[Data entries]
============================================================
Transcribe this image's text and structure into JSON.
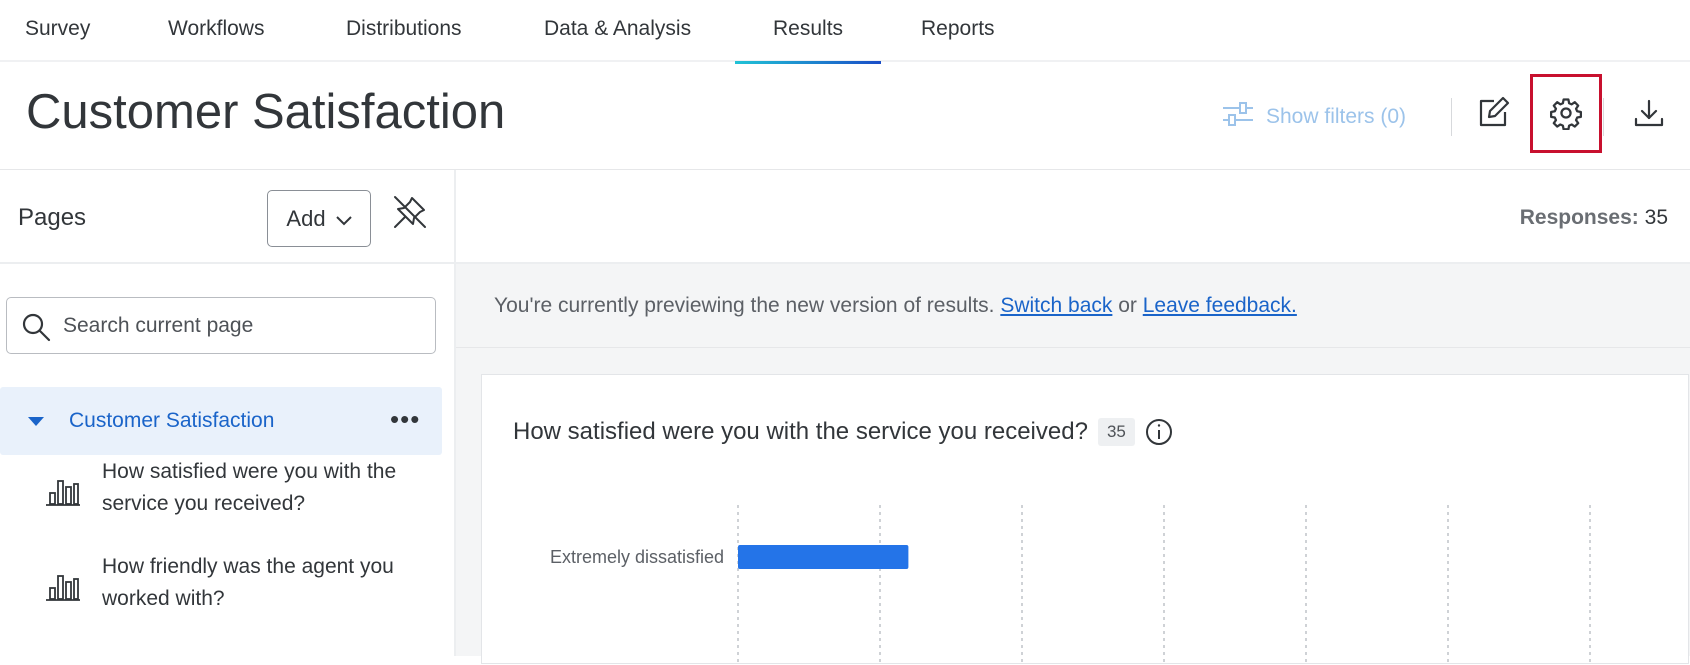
{
  "nav": {
    "tabs": [
      {
        "label": "Survey"
      },
      {
        "label": "Workflows"
      },
      {
        "label": "Distributions"
      },
      {
        "label": "Data & Analysis"
      },
      {
        "label": "Results"
      },
      {
        "label": "Reports"
      }
    ],
    "active": "Results"
  },
  "header": {
    "title": "Customer Satisfaction",
    "show_filters": "Show filters (0)"
  },
  "sidebar": {
    "pages_label": "Pages",
    "add_label": "Add",
    "search_placeholder": "Search current page",
    "page_item": {
      "label": "Customer Satisfaction",
      "more": "•••"
    },
    "questions": [
      {
        "label": "How satisfied were you with the service you received?"
      },
      {
        "label": "How friendly was the agent you worked with?"
      }
    ]
  },
  "main": {
    "responses_label": "Responses:",
    "responses_value": "35",
    "notice_text": "You're currently previewing the new version of results.",
    "switch_back": "Switch back",
    "or_text": "or",
    "leave_feedback": "Leave feedback.",
    "question_title": "How satisfied were you with the service you received?",
    "question_count": "35"
  },
  "chart_data": {
    "type": "bar",
    "orientation": "horizontal",
    "categories": [
      "Extremely dissatisfied"
    ],
    "values": [
      6
    ],
    "grid": true,
    "bar_color": "#2474e8"
  },
  "colors": {
    "accent": "#1a64c9",
    "highlight": "#c8102e"
  }
}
============================================================
▶ [THE TASK]
Using the records above, say how many lines include the string "with". Only the number is wanted.

▶ [COMPLETE OUTPUT]
3